◆ RECORDS FOR THIS EXERCISE:

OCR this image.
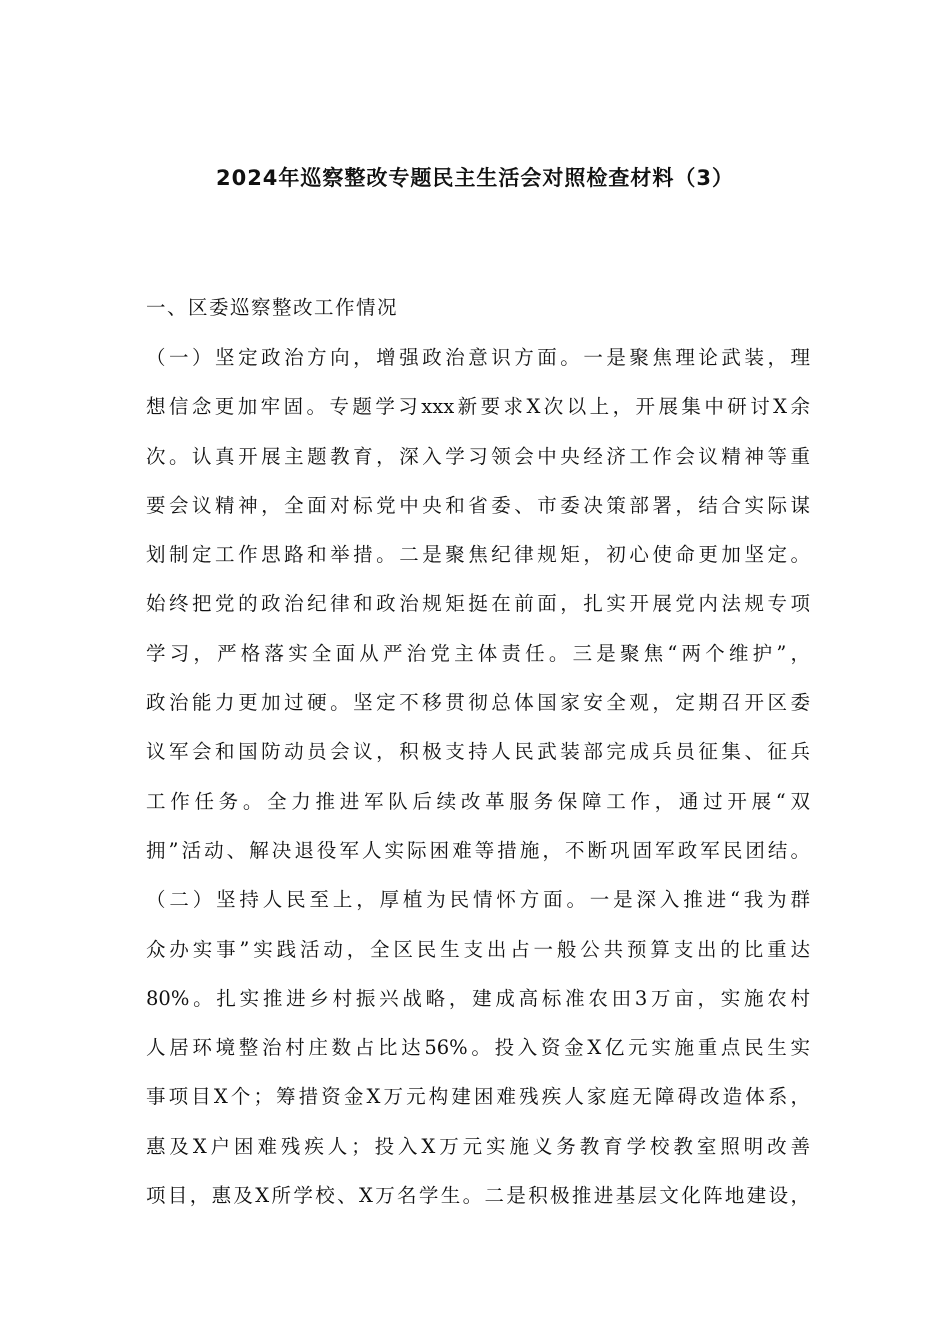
2024年巡察整改专题民主生活会对照检查材料（3）
一、区委巡察整改工作情况

（一）坚定政治方向，增强政治意识方面。一是聚焦理论武装，理
想信念更加牢固。专题学习xxx新要求X次以上，开展集中研讨X余
次。认真开展主题教育，深入学习领会中央经济工作会议精神等重
要会议精神，全面对标党中央和省委、市委决策部署，结合实际谋
划制定工作思路和举措。二是聚焦纪律规矩，初心使命更加坚定。
始终把党的政治纪律和政治规矩挺在前面，扎实开展党内法规专项
学习，严格落实全面从严治党主体责任。三是聚焦“两个维护”，
政治能力更加过硬。坚定不移贯彻总体国家安全观，定期召开区委
议军会和国防动员会议，积极支持人民武装部完成兵员征集、征兵
工作任务。全力推进军队后续改革服务保障工作，通过开展“双
拥”活动、解决退役军人实际困难等措施，不断巩固军政军民团结。

（二）坚持人民至上，厚植为民情怀方面。一是深入推进“我为群
众办实事”实践活动，全区民生支出占一般公共预算支出的比重达
80%。扎实推进乡村振兴战略，建成高标准农田3万亩，实施农村
人居环境整治村庄数占比达56%。投入资金X亿元实施重点民生实
事项目X个；筹措资金X万元构建困难残疾人家庭无障碍改造体系，
惠及X户困难残疾人；投入X万元实施义务教育学校教室照明改善
项目，惠及X所学校、X万名学生。二是积极推进基层文化阵地建设，
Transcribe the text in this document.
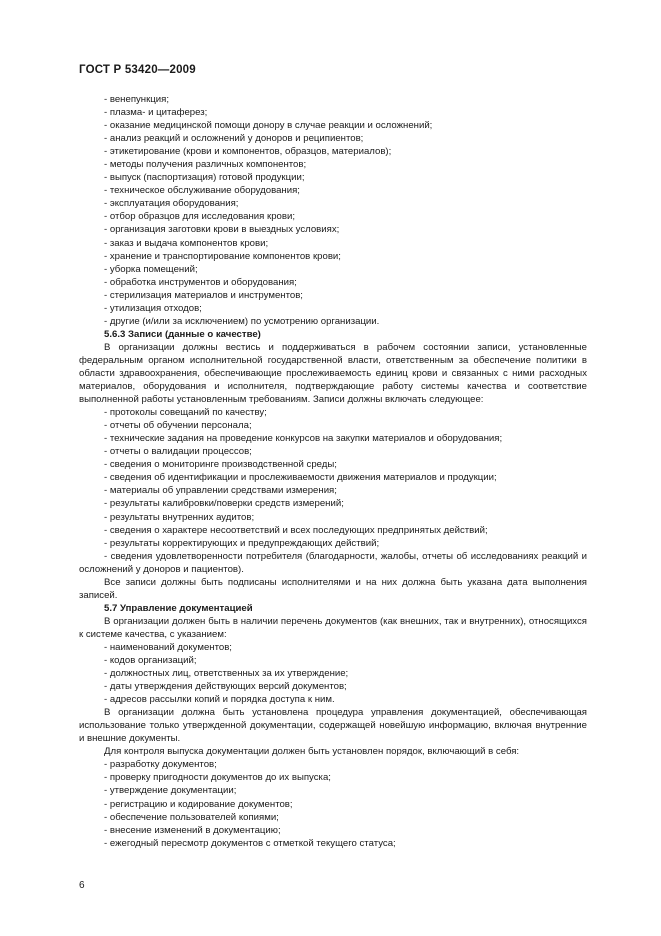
ГОСТ Р 53420—2009
- венепункция;
- плазма- и цитаферез;
- оказание медицинской помощи донору в случае реакции и осложнений;
- анализ реакций и осложнений у доноров и реципиентов;
- этикетирование (крови и компонентов, образцов, материалов);
- методы получения различных компонентов;
- выпуск (паспортизация) готовой продукции;
- техническое обслуживание оборудования;
- эксплуатация оборудования;
- отбор образцов для исследования крови;
- организация заготовки крови в выездных условиях;
- заказ и выдача компонентов крови;
- хранение и транспортирование компонентов крови;
- уборка помещений;
- обработка инструментов и оборудования;
- стерилизация материалов и инструментов;
- утилизация отходов;
- другие (и/или за исключением) по усмотрению организации.
5.6.3 Записи (данные о качестве)

В организации должны вестись и поддерживаться в рабочем состоянии записи, установленные федеральным органом исполнительной государственной власти, ответственным за обеспечение политики в области здравоохранения, обеспечивающие прослеживаемость единиц крови и связанных с ними расходных материалов, оборудования и исполнителя, подтверждающие работу системы качества и соответствие выполненной работы установленным требованиям. Записи должны включать следующее:

- протоколы совещаний по качеству;
- отчеты об обучении персонала;
- технические задания на проведение конкурсов на закупки материалов и оборудования;
- отчеты о валидации процессов;
- сведения о мониторинге производственной среды;
- сведения об идентификации и прослеживаемости движения материалов и продукции;
- материалы об управлении средствами измерения;
- результаты калибровки/поверки средств измерений;
- результаты внутренних аудитов;
- сведения о характере несоответствий и всех последующих предпринятых действий;
- результаты корректирующих и предупреждающих действий;

- сведения удовлетворенности потребителя (благодарности, жалобы, отчеты об исследованиях реакций и осложнений у доноров и пациентов).

Все записи должны быть подписаны исполнителями и на них должна быть указана дата выполнения записей.

5.7 Управление документацией

В организации должен быть в наличии перечень документов (как внешних, так и внутренних), относящихся к системе качества, с указанием:

- наименований документов;
- кодов организаций;
- должностных лиц, ответственных за их утверждение;
- даты утверждения действующих версий документов;
- адресов рассылки копий и порядка доступа к ним.

В организации должна быть установлена процедура управления документацией, обеспечивающая использование только утвержденной документации, содержащей новейшую информацию, включая внутренние и внешние документы.

Для контроля выпуска документации должен быть установлен порядок, включающий в себя:

- разработку документов;
- проверку пригодности документов до их выпуска;
- утверждение документации;
- регистрацию и кодирование документов;
- обеспечение пользователей копиями;
- внесение изменений в документацию;
- ежегодный пересмотр документов с отметкой текущего статуса;
6
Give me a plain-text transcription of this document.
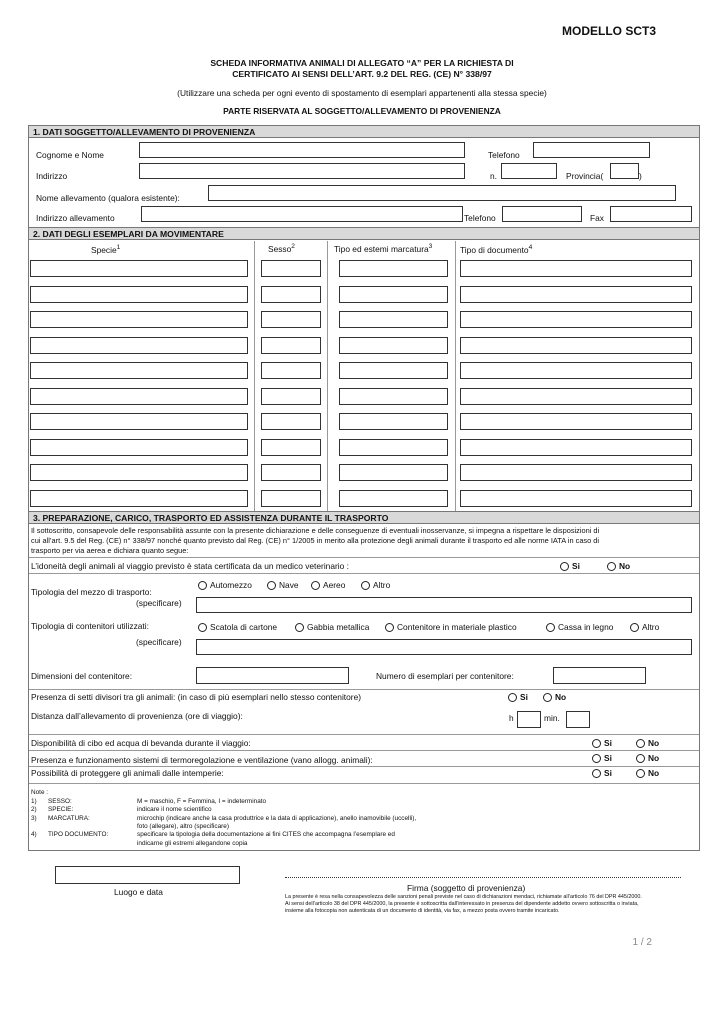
MODELLO SCT3
SCHEDA INFORMATIVA ANIMALI DI ALLEGATO “A” PER LA RICHIESTA DI
CERTIFICATO AI SENSI DELL’ART. 9.2 DEL REG. (CE) N° 338/97
(Utilizzare una scheda per ogni evento di spostamento di esemplari appartenenti alla stessa specie)
PARTE RISERVATA AL SOGGETTO/ALLEVAMENTO DI PROVENIENZA
1. DATI SOGGETTO/ALLEVAMENTO DI PROVENIENZA
Cognome e Nome	Telefono
Indirizzo	n.	Provincia(	)
Nome allevamento (qualora esistente):
Indirizzo allevamento	Telefono	Fax
2. DATI DEGLI ESEMPLARI DA MOVIMENTARE
Specie$^1$	Sesso$^2$	Tipo ed estemi marcatura$^3$	Tipo di documento$^4$
3. PREPARAZIONE, CARICO, TRASPORTO ED ASSISTENZA DURANTE IL TRASPORTO
Il sottoscritto, consapevole delle responsabilità assunte con la presente dichiarazione e delle conseguenze di eventuali inosservanze, si impegna a rispettare le disposizioni di
cui all’art. 9.5 del Reg. (CE) n° 338/97 nonché quanto previsto dal Reg. (CE) n° 1/2005 in merito alla protezione degli animali durante il trasporto ed alle norme IATA in caso di
trasporto per via aerea e dichiara quanto segue:
L’idoneità degli animali al viaggio previsto è stata certificata da un medico veterinario :	Si	No
Tipologia del mezzo di trasporto:
(specificare)
Automezzo	Nave	Aereo	Altro
Tipologia di contenitori utilizzati:
(specificare)
Scatola di cartone	Gabbia metallica	Contenitore in materiale plastico	Cassa in legno	Altro
Dimensioni del contenitore:	Numero di esemplari per contenitore:
Presenza di setti divisori tra gli animali: (in caso di più esemplari nello stesso contenitore)	Si	No
Distanza dall’allevamento di provenienza (ore di viaggio):	h	min.
Disponibilità di cibo ed acqua di bevanda durante il viaggio:	Si	No
Presenza e funzionamento sistemi di termoregolazione e ventilazione (vano allogg. animali):	Si	No
Possibilità di proteggere gli animali dalle intemperie:	Si	No
Note :
1) SESSO:	M = maschio, F = Femmina, I = indeterminato
2) SPECIE:	indicare il nome scientifico
3) MARCATURA:	microchip (indicare anche la casa produttrice e la data di applicazione), anello inamovibile (uccelli),
foto (allegare), altro (specificare)
4) TIPO DOCUMENTO:	specificare la tipologia della documentazione ai fini CITES che accompagna l’esemplare ed
indicarne gli estremi allegandone copia
Luogo e data	Firma (soggetto di provenienza)
La presente è resa nella consapevolezza delle sanzioni penali previste nel caso di dichiarazioni mendaci, richiamate all’articolo 76 del DPR 445/2000.
Ai sensi dell’articolo 38 del DPR 445/2000, la presente è sottoscritta dall’interessato in presenza del dipendente addetto ovvero sottoscritta o inviata,
insieme alla fotocopia non autenticata di un documento di identità, via fax, a mezzo posta ovvero tramite incaricato.
1 / 2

◆ GOAL: Read the data above. Pull out each line in which the string "действий" appears.

◆ TASK SOLUTION:
- сведения о характере несоответствий и всех последующих предпринятых действий;
- результаты корректирующих и предупреждающих действий;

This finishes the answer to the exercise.